▶ Parts of the exercise
1 - How many mobile cellular telephones were in use in 2021, according to the text on telecommunications in Tonga?
2 - Pick up the text on telecommunications in Tonga after its final line and continue it.

::: Provided passage :::

= Telecommunications in Tonga =

Telecommunications in Tonga include radio, television, telephones, and the Internet.

==Telephone==

Main lines in use:
11,000 (2021)

Telephones - mobile cellular:
64,000 (2021)

Telephone system:

Fixed PSTN, GSM 900

Main Island has 4G mobile.

domestic:
NA

international:
satellite earth station - 2 Intelsat (Pacific Ocean))

==Radio==
Broadcast stations:
AM 1 (2005), FM 5 (2005), shortwave 1 (1998)

Radios:
61,000 (1997)

==Television==
Broadcast stations:
4 (2005)

Televisions:
2,000 (1997)

In April 2002 the Tongasat company started its own satellite telecommunication service when it obtained the Esiafi 1 (former private American Comstar D4) satellite (launched in 1981) that was moved to Tonga's own geostationary point.

==Internet==
Internet service providers (ISPs):
2 (2005)

::: Data to examine :::

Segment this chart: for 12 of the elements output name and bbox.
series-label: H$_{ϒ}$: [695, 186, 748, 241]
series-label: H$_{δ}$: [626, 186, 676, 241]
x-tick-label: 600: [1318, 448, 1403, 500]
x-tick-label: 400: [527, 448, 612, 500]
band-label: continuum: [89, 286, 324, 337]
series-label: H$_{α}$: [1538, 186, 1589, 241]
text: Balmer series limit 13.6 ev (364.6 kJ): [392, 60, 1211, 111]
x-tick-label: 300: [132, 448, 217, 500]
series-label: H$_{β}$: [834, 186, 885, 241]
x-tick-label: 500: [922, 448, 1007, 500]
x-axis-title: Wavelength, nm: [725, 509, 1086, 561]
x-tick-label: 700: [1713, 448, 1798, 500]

:::

▶ Task responses
1 - 64,000

2 -
Country code (Top level domain): .to

Broadband internet communication is provided by the Tonga Cable System that went online in April 2018.

On 15 January 2022, following a volcanic eruption on the island of Hunga Tonga–Hunga Haʻapai, the Tonga Cable System was severed, leaving the country without Internet access. Using a satellite dish at the University of the South Pacific, the telecommunications company Digicel provided limited 2G coverage to the island of Tongatapu, as well as giving residents free SIM cards.